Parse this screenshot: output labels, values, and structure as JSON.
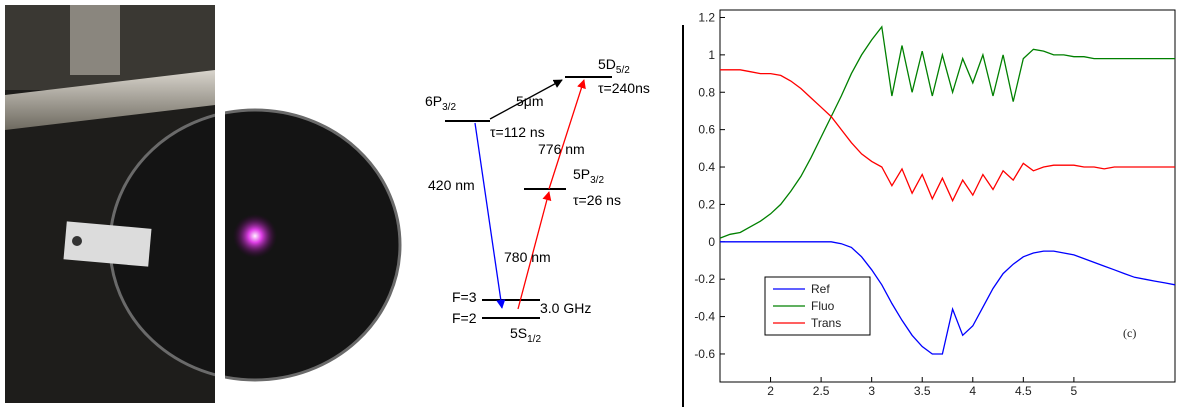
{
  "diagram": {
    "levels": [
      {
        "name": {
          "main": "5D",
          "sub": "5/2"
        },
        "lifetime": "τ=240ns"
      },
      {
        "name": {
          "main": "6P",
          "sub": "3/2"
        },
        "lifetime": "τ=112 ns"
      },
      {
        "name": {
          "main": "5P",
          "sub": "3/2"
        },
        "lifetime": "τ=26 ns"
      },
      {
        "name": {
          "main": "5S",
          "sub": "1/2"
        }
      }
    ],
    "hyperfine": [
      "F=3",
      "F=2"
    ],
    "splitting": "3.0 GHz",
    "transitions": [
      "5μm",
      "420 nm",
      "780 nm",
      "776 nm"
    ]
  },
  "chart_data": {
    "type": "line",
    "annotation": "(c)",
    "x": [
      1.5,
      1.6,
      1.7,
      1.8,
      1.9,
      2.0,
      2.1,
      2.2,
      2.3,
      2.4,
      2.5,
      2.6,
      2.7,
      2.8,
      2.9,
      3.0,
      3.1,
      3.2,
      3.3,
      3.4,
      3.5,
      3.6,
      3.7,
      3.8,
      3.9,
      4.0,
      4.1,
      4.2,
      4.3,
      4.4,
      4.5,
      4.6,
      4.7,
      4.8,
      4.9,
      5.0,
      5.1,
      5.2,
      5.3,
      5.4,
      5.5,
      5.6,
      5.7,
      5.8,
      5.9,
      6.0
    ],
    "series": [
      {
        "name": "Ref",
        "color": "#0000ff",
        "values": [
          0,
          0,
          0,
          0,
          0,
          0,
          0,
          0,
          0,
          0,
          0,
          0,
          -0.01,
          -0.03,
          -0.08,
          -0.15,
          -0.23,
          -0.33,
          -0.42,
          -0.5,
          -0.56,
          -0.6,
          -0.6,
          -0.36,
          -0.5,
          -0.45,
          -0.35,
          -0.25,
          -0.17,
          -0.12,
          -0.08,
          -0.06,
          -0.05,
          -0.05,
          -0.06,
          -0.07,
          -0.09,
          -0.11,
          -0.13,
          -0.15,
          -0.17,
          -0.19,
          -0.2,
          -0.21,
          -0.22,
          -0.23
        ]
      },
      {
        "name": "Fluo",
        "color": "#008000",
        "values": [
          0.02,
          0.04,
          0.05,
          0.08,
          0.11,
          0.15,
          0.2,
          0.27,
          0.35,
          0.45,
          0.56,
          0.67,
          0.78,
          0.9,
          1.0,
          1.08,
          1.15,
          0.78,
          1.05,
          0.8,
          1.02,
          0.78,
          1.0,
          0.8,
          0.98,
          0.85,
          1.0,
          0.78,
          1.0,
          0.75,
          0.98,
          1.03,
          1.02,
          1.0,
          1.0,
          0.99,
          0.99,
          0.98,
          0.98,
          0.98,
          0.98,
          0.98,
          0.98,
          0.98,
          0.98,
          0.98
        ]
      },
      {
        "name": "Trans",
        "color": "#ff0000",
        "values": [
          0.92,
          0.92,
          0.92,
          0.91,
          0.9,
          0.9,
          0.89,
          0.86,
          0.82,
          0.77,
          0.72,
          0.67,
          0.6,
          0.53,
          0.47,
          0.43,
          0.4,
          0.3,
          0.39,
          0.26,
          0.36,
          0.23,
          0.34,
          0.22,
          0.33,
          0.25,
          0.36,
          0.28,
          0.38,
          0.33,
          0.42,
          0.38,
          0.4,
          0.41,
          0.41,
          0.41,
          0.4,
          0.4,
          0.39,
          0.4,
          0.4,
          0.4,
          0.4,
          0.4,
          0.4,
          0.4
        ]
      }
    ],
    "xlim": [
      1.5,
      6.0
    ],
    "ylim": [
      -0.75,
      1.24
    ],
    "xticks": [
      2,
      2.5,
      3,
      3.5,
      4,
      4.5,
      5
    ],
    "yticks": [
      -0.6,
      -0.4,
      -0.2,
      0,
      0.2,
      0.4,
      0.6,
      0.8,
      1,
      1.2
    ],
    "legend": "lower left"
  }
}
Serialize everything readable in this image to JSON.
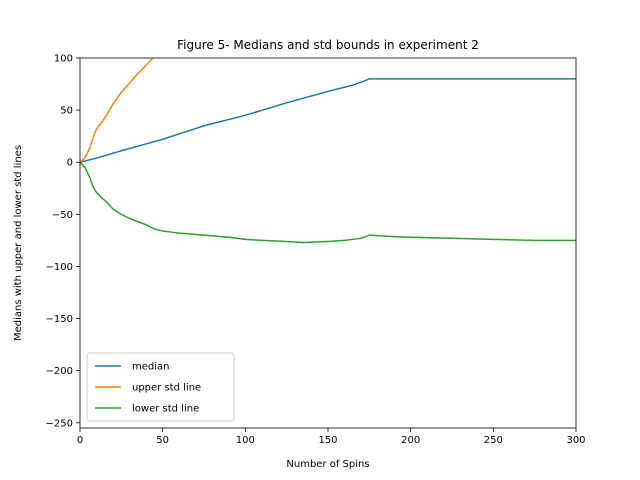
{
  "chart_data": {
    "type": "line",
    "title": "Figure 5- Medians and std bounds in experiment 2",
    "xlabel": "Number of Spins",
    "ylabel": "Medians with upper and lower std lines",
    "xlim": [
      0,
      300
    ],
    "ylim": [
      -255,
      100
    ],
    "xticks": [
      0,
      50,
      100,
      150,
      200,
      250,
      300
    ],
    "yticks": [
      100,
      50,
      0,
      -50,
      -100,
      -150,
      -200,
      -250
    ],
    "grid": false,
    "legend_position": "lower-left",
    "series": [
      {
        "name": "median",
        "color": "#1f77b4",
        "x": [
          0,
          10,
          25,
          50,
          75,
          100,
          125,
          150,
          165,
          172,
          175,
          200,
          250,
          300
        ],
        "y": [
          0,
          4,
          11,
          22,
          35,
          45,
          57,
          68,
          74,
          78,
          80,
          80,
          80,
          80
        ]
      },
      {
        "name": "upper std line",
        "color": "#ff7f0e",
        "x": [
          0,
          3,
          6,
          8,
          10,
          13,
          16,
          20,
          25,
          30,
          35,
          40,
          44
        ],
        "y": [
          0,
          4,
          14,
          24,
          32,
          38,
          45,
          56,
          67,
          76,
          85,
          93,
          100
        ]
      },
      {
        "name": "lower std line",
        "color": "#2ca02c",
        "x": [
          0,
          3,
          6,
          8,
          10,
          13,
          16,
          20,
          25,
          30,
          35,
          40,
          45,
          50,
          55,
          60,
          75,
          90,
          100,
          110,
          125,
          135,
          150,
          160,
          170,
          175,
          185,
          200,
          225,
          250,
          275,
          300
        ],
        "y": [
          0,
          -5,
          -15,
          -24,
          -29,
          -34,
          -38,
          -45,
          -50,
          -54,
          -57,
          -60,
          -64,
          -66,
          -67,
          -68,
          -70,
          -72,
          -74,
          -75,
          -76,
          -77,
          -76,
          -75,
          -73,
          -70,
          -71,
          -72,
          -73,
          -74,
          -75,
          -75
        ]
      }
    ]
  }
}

INSTRUCTIONS FOR THE TASK. Your task is to gather every line with the word "this" and copy it.

WRITTEN REPLY.
Parse this screenshot: output labels, values, and structure as JSON.
Serialize everything readable in this image to JSON.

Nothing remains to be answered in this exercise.